SET EXERCISE | Take every line from the material that has the word "hide" in it.

Stored records

----------------

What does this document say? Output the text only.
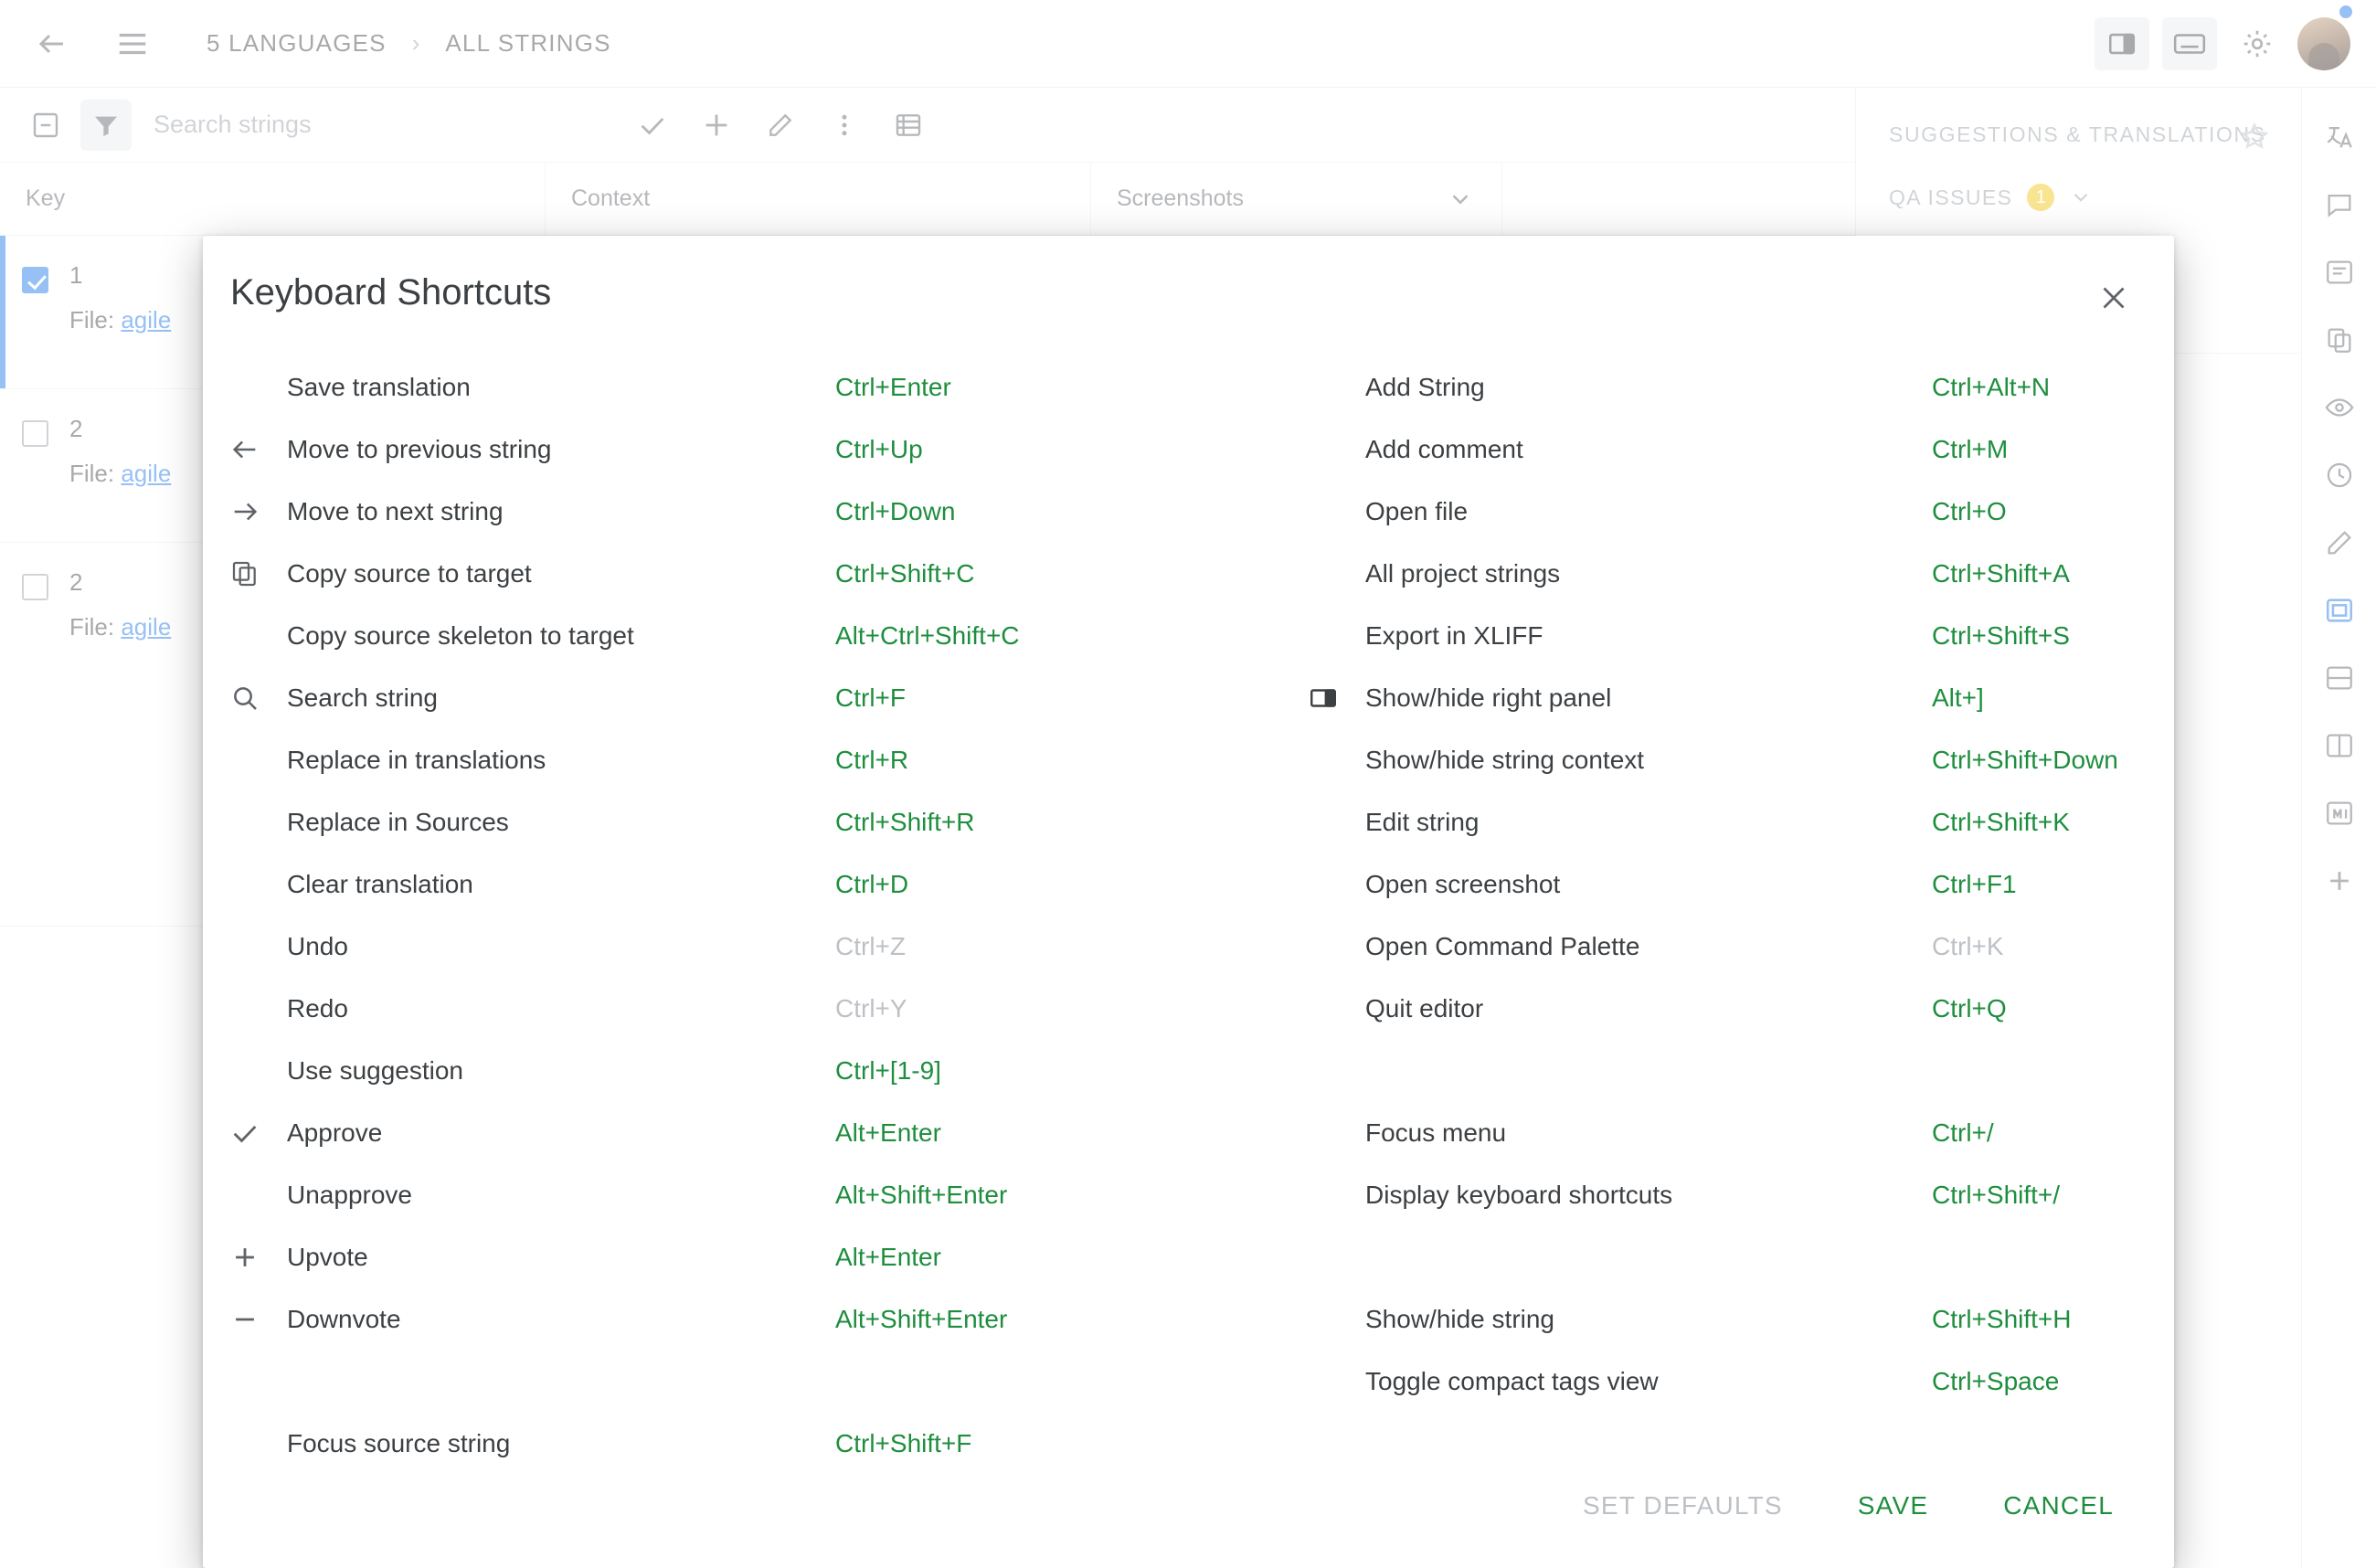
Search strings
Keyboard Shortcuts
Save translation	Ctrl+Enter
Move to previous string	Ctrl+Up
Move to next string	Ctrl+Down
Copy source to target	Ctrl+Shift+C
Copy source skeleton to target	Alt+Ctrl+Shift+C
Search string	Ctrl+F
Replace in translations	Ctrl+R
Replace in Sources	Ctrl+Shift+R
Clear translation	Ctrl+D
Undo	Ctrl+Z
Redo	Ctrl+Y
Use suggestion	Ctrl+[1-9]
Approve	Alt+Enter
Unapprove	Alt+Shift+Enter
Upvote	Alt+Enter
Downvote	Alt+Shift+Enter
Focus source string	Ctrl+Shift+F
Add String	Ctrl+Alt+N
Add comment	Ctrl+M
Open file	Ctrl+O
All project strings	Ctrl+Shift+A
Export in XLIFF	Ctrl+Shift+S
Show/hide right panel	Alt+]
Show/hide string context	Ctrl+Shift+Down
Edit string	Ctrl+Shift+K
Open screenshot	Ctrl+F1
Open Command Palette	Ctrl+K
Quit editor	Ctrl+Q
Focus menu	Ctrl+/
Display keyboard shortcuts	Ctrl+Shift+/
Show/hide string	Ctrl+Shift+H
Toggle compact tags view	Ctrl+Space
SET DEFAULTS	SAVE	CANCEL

----------------

RESULT |
Show/hide right panel	Alt+]
Show/hide string context	Ctrl+Shift+Down
Show/hide string	Ctrl+Shift+H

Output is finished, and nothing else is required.